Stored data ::

——————

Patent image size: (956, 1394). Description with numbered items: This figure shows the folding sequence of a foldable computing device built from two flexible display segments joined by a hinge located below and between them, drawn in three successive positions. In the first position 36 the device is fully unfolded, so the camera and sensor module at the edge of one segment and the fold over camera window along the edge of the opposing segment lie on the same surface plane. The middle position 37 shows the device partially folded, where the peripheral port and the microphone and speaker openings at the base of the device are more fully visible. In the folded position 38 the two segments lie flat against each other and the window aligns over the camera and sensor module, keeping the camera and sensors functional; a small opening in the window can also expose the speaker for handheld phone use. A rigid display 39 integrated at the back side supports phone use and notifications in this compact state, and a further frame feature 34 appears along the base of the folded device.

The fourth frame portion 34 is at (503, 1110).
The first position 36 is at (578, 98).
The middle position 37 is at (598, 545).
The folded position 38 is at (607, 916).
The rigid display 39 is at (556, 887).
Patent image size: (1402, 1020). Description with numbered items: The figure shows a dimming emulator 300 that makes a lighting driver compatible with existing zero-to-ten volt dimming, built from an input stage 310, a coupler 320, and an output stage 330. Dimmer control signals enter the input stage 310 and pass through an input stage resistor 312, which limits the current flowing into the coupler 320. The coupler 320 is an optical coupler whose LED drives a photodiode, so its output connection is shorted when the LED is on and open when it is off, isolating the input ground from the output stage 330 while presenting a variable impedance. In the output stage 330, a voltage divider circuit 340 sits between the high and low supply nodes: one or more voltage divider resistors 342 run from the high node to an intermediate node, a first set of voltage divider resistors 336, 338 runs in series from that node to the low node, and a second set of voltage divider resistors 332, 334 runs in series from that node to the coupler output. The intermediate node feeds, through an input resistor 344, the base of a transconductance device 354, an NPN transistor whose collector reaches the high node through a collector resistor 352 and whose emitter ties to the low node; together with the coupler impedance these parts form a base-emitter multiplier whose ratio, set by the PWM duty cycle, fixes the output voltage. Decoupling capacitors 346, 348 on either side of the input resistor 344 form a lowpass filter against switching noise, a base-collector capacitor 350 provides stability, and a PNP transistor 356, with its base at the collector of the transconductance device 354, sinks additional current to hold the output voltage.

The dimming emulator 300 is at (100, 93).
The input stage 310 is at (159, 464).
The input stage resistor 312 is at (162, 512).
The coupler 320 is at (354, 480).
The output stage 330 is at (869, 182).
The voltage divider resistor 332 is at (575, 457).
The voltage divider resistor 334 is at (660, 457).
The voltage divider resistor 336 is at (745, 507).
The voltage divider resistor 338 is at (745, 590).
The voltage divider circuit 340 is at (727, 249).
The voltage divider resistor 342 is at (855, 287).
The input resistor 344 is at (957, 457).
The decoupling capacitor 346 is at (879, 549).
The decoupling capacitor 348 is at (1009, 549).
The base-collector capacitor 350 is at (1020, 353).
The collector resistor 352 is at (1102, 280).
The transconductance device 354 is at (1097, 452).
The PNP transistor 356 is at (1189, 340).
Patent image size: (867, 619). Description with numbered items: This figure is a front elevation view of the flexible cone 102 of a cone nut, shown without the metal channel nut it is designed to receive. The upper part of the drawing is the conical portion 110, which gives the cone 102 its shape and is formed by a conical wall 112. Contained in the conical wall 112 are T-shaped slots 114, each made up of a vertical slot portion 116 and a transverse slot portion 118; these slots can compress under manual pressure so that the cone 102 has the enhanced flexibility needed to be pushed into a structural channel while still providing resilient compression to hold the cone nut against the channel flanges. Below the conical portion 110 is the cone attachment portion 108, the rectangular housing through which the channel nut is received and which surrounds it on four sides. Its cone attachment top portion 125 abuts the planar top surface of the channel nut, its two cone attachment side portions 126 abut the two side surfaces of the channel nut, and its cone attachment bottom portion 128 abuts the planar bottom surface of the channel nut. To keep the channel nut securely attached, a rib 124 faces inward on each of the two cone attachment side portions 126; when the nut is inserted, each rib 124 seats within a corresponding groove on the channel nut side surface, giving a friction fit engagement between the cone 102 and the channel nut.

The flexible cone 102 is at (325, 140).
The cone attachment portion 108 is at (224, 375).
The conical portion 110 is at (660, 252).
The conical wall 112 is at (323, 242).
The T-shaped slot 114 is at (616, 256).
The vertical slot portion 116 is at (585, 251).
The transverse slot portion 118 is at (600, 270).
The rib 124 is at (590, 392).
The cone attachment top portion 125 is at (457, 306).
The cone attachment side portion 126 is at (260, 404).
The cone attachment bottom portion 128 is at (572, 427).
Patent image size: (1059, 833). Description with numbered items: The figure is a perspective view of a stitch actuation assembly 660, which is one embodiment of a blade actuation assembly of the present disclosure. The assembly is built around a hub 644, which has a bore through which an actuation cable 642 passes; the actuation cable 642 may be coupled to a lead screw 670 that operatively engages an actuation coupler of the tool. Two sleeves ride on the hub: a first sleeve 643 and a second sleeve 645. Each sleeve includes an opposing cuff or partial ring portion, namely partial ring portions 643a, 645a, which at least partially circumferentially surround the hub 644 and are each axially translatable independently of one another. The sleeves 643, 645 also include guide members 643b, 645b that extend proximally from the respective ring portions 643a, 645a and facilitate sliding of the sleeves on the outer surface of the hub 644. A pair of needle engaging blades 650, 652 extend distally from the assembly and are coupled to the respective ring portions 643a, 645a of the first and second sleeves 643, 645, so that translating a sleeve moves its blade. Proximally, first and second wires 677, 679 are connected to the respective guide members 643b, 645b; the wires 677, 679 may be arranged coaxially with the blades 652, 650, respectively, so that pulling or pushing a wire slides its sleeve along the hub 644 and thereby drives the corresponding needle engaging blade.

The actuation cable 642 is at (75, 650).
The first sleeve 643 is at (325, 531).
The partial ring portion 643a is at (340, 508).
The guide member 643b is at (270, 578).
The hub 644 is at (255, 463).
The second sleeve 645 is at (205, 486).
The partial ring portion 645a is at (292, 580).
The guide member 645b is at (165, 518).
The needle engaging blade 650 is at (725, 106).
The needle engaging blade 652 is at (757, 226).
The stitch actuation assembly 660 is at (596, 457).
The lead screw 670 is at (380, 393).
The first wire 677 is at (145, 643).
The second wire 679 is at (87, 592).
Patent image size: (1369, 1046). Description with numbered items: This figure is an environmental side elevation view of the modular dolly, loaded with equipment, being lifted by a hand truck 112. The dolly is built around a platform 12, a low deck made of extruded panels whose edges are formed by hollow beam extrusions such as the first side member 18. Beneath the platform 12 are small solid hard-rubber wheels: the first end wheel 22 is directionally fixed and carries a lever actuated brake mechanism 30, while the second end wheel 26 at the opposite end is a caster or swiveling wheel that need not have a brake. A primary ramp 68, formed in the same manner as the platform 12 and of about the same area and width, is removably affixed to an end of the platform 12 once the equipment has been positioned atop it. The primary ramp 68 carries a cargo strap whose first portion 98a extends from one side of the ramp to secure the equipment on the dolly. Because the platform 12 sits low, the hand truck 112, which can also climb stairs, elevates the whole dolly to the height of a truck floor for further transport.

——————

WHAT YOU SHOULD DO :: Could you copy the listing above line for line, changing nothing?

SOLUTION TO THE PROBLEM ::
Patent image size: (956, 1394). Description with numbered items: This figure shows the folding sequence of a foldable computing device built from two flexible display segments joined by a hinge located below and between them, drawn in three successive positions. In the first position 36 the device is fully unfolded, so the camera and sensor module at the edge of one segment and the fold over camera window along the edge of the opposing segment lie on the same surface plane. The middle position 37 shows the device partially folded, where the peripheral port and the microphone and speaker openings at the base of the device are more fully visible. In the folded position 38 the two segments lie flat against each other and the window aligns over the camera and sensor module, keeping the camera and sensors functional; a small opening in the window can also expose the speaker for handheld phone use. A rigid display 39 integrated at the back side supports phone use and notifications in this compact state, and a further frame feature 34 appears along the base of the folded device.

The fourth frame portion 34 is at (503, 1110).
The first position 36 is at (578, 98).
The middle position 37 is at (598, 545).
The folded position 38 is at (607, 916).
The rigid display 39 is at (556, 887).
Patent image size: (1402, 1020). Description with numbered items: The figure shows a dimming emulator 300 that makes a lighting driver compatible with existing zero-to-ten volt dimming, built from an input stage 310, a coupler 320, and an output stage 330. Dimmer control signals enter the input stage 310 and pass through an input stage resistor 312, which limits the current flowing into the coupler 320. The coupler 320 is an optical coupler whose LED drives a photodiode, so its output connection is shorted when the LED is on and open when it is off, isolating the input ground from the output stage 330 while presenting a variable impedance. In the output stage 330, a voltage divider circuit 340 sits between the high and low supply nodes: one or more voltage divider resistors 342 run from the high node to an intermediate node, a first set of voltage divider resistors 336, 338 runs in series from that node to the low node, and a second set of voltage divider resistors 332, 334 runs in series from that node to the coupler output. The intermediate node feeds, through an input resistor 344, the base of a transconductance device 354, an NPN transistor whose collector reaches the high node through a collector resistor 352 and whose emitter ties to the low node; together with the coupler impedance these parts form a base-emitter multiplier whose ratio, set by the PWM duty cycle, fixes the output voltage. Decoupling capacitors 346, 348 on either side of the input resistor 344 form a lowpass filter against switching noise, a base-collector capacitor 350 provides stability, and a PNP transistor 356, with its base at the collector of the transconductance device 354, sinks additional current to hold the output voltage.

The dimming emulator 300 is at (100, 93).
The input stage 310 is at (159, 464).
The input stage resistor 312 is at (162, 512).
The coupler 320 is at (354, 480).
The output stage 330 is at (869, 182).
The voltage divider resistor 332 is at (575, 457).
The voltage divider resistor 334 is at (660, 457).
The voltage divider resistor 336 is at (745, 507).
The voltage divider resistor 338 is at (745, 590).
The voltage divider circuit 340 is at (727, 249).
The voltage divider resistor 342 is at (855, 287).
The input resistor 344 is at (957, 457).
The decoupling capacitor 346 is at (879, 549).
The decoupling capacitor 348 is at (1009, 549).
The base-collector capacitor 350 is at (1020, 353).
The collector resistor 352 is at (1102, 280).
The transconductance device 354 is at (1097, 452).
The PNP transistor 356 is at (1189, 340).
Patent image size: (867, 619). Description with numbered items: This figure is a front elevation view of the flexible cone 102 of a cone nut, shown without the metal channel nut it is designed to receive. The upper part of the drawing is the conical portion 110, which gives the cone 102 its shape and is formed by a conical wall 112. Contained in the conical wall 112 are T-shaped slots 114, each made up of a vertical slot portion 116 and a transverse slot portion 118; these slots can compress under manual pressure so that the cone 102 has the enhanced flexibility needed to be pushed into a structural channel while still providing resilient compression to hold the cone nut against the channel flanges. Below the conical portion 110 is the cone attachment portion 108, the rectangular housing through which the channel nut is received and which surrounds it on four sides. Its cone attachment top portion 125 abuts the planar top surface of the channel nut, its two cone attachment side portions 126 abut the two side surfaces of the channel nut, and its cone attachment bottom portion 128 abuts the planar bottom surface of the channel nut. To keep the channel nut securely attached, a rib 124 faces inward on each of the two cone attachment side portions 126; when the nut is inserted, each rib 124 seats within a corresponding groove on the channel nut side surface, giving a friction fit engagement between the cone 102 and the channel nut.

The flexible cone 102 is at (325, 140).
The cone attachment portion 108 is at (224, 375).
The conical portion 110 is at (660, 252).
The conical wall 112 is at (323, 242).
The T-shaped slot 114 is at (616, 256).
The vertical slot portion 116 is at (585, 251).
The transverse slot portion 118 is at (600, 270).
The rib 124 is at (590, 392).
The cone attachment top portion 125 is at (457, 306).
The cone attachment side portion 126 is at (260, 404).
The cone attachment bottom portion 128 is at (572, 427).
Patent image size: (1059, 833). Description with numbered items: The figure is a perspective view of a stitch actuation assembly 660, which is one embodiment of a blade actuation assembly of the present disclosure. The assembly is built around a hub 644, which has a bore through which an actuation cable 642 passes; the actuation cable 642 may be coupled to a lead screw 670 that operatively engages an actuation coupler of the tool. Two sleeves ride on the hub: a first sleeve 643 and a second sleeve 645. Each sleeve includes an opposing cuff or partial ring portion, namely partial ring portions 643a, 645a, which at least partially circumferentially surround the hub 644 and are each axially translatable independently of one another. The sleeves 643, 645 also include guide members 643b, 645b that extend proximally from the respective ring portions 643a, 645a and facilitate sliding of the sleeves on the outer surface of the hub 644. A pair of needle engaging blades 650, 652 extend distally from the assembly and are coupled to the respective ring portions 643a, 645a of the first and second sleeves 643, 645, so that translating a sleeve moves its blade. Proximally, first and second wires 677, 679 are connected to the respective guide members 643b, 645b; the wires 677, 679 may be arranged coaxially with the blades 652, 650, respectively, so that pulling or pushing a wire slides its sleeve along the hub 644 and thereby drives the corresponding needle engaging blade.

The actuation cable 642 is at (75, 650).
The first sleeve 643 is at (325, 531).
The partial ring portion 643a is at (340, 508).
The guide member 643b is at (270, 578).
The hub 644 is at (255, 463).
The second sleeve 645 is at (205, 486).
The partial ring portion 645a is at (292, 580).
The guide member 645b is at (165, 518).
The needle engaging blade 650 is at (725, 106).
The needle engaging blade 652 is at (757, 226).
The stitch actuation assembly 660 is at (596, 457).
The lead screw 670 is at (380, 393).
The first wire 677 is at (145, 643).
The second wire 679 is at (87, 592).
Patent image size: (1369, 1046). Description with numbered items: This figure is an environmental side elevation view of the modular dolly, loaded with equipment, being lifted by a hand truck 112. The dolly is built around a platform 12, a low deck made of extruded panels whose edges are formed by hollow beam extrusions such as the first side member 18. Beneath the platform 12 are small solid hard-rubber wheels: the first end wheel 22 is directionally fixed and carries a lever actuated brake mechanism 30, while the second end wheel 26 at the opposite end is a caster or swiveling wheel that need not have a brake. A primary ramp 68, formed in the same manner as the platform 12 and of about the same area and width, is removably affixed to an end of the platform 12 once the equipment has been positioned atop it. The primary ramp 68 carries a cargo strap whose first portion 98a extends from one side of the ramp to secure the equipment on the dolly. Because the platform 12 sits low, the hand truck 112, which can also climb stairs, elevates the whole dolly to the height of a truck floor for further transport.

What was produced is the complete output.